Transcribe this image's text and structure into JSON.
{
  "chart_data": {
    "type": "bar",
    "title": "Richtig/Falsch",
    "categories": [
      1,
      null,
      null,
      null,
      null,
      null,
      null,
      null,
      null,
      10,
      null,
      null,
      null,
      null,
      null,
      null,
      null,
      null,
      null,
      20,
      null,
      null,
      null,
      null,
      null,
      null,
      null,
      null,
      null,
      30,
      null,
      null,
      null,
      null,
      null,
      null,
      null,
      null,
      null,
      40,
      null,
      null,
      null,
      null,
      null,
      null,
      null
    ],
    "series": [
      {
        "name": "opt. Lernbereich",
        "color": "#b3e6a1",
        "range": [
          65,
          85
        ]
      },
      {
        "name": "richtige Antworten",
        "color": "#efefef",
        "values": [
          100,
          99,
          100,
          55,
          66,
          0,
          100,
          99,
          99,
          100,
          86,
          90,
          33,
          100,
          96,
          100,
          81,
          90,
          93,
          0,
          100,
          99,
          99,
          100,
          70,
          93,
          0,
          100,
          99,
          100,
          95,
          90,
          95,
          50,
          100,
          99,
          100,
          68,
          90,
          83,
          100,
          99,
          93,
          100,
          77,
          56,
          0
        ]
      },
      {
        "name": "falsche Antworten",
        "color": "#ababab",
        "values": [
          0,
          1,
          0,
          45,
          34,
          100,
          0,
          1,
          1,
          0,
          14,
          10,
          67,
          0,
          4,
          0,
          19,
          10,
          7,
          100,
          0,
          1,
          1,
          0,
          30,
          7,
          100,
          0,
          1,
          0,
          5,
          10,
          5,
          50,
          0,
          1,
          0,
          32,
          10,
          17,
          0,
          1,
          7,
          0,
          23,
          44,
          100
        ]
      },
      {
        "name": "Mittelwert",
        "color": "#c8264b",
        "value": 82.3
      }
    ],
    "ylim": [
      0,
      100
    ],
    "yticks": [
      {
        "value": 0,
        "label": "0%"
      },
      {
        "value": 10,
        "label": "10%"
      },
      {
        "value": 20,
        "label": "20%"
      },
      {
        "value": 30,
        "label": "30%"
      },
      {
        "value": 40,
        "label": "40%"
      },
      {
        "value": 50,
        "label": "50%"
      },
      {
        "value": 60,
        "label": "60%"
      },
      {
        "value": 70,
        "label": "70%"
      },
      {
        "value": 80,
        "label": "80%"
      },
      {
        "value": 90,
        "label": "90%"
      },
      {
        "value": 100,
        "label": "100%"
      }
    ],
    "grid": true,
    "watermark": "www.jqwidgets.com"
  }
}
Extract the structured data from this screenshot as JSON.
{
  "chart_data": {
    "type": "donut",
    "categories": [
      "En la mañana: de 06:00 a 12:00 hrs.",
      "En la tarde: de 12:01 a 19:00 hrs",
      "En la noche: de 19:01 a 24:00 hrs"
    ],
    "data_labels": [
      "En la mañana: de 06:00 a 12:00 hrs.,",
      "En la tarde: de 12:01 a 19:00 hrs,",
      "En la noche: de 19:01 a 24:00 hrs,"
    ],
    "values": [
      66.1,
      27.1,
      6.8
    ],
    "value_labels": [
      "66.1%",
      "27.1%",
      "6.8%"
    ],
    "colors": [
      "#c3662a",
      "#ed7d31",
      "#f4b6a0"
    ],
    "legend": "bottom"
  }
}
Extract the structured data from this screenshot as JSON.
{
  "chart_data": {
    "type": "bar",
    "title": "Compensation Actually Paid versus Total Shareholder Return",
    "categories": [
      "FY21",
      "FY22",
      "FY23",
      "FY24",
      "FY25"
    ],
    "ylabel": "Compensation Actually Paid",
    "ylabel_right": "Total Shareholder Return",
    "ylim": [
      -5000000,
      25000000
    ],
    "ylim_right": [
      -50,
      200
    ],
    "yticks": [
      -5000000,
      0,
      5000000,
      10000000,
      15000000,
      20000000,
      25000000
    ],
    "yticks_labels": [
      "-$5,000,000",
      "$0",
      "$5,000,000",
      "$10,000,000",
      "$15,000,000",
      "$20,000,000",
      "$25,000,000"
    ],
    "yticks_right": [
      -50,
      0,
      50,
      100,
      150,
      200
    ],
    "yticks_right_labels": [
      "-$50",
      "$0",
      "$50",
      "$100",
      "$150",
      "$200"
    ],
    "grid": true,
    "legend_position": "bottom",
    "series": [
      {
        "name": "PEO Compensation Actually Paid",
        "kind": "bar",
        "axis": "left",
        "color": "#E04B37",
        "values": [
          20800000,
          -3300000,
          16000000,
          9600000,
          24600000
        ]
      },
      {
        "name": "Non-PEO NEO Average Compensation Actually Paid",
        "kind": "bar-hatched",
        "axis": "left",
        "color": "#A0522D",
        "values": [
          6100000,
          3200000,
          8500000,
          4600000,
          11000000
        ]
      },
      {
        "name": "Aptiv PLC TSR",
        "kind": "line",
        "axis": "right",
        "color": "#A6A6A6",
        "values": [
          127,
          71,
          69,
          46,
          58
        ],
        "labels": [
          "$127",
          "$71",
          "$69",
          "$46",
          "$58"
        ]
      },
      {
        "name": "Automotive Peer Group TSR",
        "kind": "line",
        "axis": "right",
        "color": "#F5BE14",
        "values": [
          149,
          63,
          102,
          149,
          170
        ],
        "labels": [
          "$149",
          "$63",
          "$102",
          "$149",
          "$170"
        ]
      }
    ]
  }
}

=-=-=-=-=

Instruction:
Reproduce all of the records exactly.

Full response:
Transcribe this image's text and structure into JSON.
{
  "chart_data": {
    "type": "bar",
    "title": "Richtig/Falsch",
    "categories": [
      1,
      null,
      null,
      null,
      null,
      null,
      null,
      null,
      null,
      10,
      null,
      null,
      null,
      null,
      null,
      null,
      null,
      null,
      null,
      20,
      null,
      null,
      null,
      null,
      null,
      null,
      null,
      null,
      null,
      30,
      null,
      null,
      null,
      null,
      null,
      null,
      null,
      null,
      null,
      40,
      null,
      null,
      null,
      null,
      null,
      null,
      null
    ],
    "series": [
      {
        "name": "opt. Lernbereich",
        "color": "#b3e6a1",
        "range": [
          65,
          85
        ]
      },
      {
        "name": "richtige Antworten",
        "color": "#efefef",
        "values": [
          100,
          99,
          100,
          55,
          66,
          0,
          100,
          99,
          99,
          100,
          86,
          90,
          33,
          100,
          96,
          100,
          81,
          90,
          93,
          0,
          100,
          99,
          99,
          100,
          70,
          93,
          0,
          100,
          99,
          100,
          95,
          90,
          95,
          50,
          100,
          99,
          100,
          68,
          90,
          83,
          100,
          99,
          93,
          100,
          77,
          56,
          0
        ]
      },
      {
        "name": "falsche Antworten",
        "color": "#ababab",
        "values": [
          0,
          1,
          0,
          45,
          34,
          100,
          0,
          1,
          1,
          0,
          14,
          10,
          67,
          0,
          4,
          0,
          19,
          10,
          7,
          100,
          0,
          1,
          1,
          0,
          30,
          7,
          100,
          0,
          1,
          0,
          5,
          10,
          5,
          50,
          0,
          1,
          0,
          32,
          10,
          17,
          0,
          1,
          7,
          0,
          23,
          44,
          100
        ]
      },
      {
        "name": "Mittelwert",
        "color": "#c8264b",
        "value": 82.3
      }
    ],
    "ylim": [
      0,
      100
    ],
    "yticks": [
      {
        "value": 0,
        "label": "0%"
      },
      {
        "value": 10,
        "label": "10%"
      },
      {
        "value": 20,
        "label": "20%"
      },
      {
        "value": 30,
        "label": "30%"
      },
      {
        "value": 40,
        "label": "40%"
      },
      {
        "value": 50,
        "label": "50%"
      },
      {
        "value": 60,
        "label": "60%"
      },
      {
        "value": 70,
        "label": "70%"
      },
      {
        "value": 80,
        "label": "80%"
      },
      {
        "value": 90,
        "label": "90%"
      },
      {
        "value": 100,
        "label": "100%"
      }
    ],
    "grid": true,
    "watermark": "www.jqwidgets.com"
  }
}
Extract the structured data from this screenshot as JSON.
{
  "chart_data": {
    "type": "donut",
    "categories": [
      "En la mañana: de 06:00 a 12:00 hrs.",
      "En la tarde: de 12:01 a 19:00 hrs",
      "En la noche: de 19:01 a 24:00 hrs"
    ],
    "data_labels": [
      "En la mañana: de 06:00 a 12:00 hrs.,",
      "En la tarde: de 12:01 a 19:00 hrs,",
      "En la noche: de 19:01 a 24:00 hrs,"
    ],
    "values": [
      66.1,
      27.1,
      6.8
    ],
    "value_labels": [
      "66.1%",
      "27.1%",
      "6.8%"
    ],
    "colors": [
      "#c3662a",
      "#ed7d31",
      "#f4b6a0"
    ],
    "legend": "bottom"
  }
}
Extract the structured data from this screenshot as JSON.
{
  "chart_data": {
    "type": "bar",
    "title": "Compensation Actually Paid versus Total Shareholder Return",
    "categories": [
      "FY21",
      "FY22",
      "FY23",
      "FY24",
      "FY25"
    ],
    "ylabel": "Compensation Actually Paid",
    "ylabel_right": "Total Shareholder Return",
    "ylim": [
      -5000000,
      25000000
    ],
    "ylim_right": [
      -50,
      200
    ],
    "yticks": [
      -5000000,
      0,
      5000000,
      10000000,
      15000000,
      20000000,
      25000000
    ],
    "yticks_labels": [
      "-$5,000,000",
      "$0",
      "$5,000,000",
      "$10,000,000",
      "$15,000,000",
      "$20,000,000",
      "$25,000,000"
    ],
    "yticks_right": [
      -50,
      0,
      50,
      100,
      150,
      200
    ],
    "yticks_right_labels": [
      "-$50",
      "$0",
      "$50",
      "$100",
      "$150",
      "$200"
    ],
    "grid": true,
    "legend_position": "bottom",
    "series": [
      {
        "name": "PEO Compensation Actually Paid",
        "kind": "bar",
        "axis": "left",
        "color": "#E04B37",
        "values": [
          20800000,
          -3300000,
          16000000,
          9600000,
          24600000
        ]
      },
      {
        "name": "Non-PEO NEO Average Compensation Actually Paid",
        "kind": "bar-hatched",
        "axis": "left",
        "color": "#A0522D",
        "values": [
          6100000,
          3200000,
          8500000,
          4600000,
          11000000
        ]
      },
      {
        "name": "Aptiv PLC TSR",
        "kind": "line",
        "axis": "right",
        "color": "#A6A6A6",
        "values": [
          127,
          71,
          69,
          46,
          58
        ],
        "labels": [
          "$127",
          "$71",
          "$69",
          "$46",
          "$58"
        ]
      },
      {
        "name": "Automotive Peer Group TSR",
        "kind": "line",
        "axis": "right",
        "color": "#F5BE14",
        "values": [
          149,
          63,
          102,
          149,
          170
        ],
        "labels": [
          "$149",
          "$63",
          "$102",
          "$149",
          "$170"
        ]
      }
    ]
  }
}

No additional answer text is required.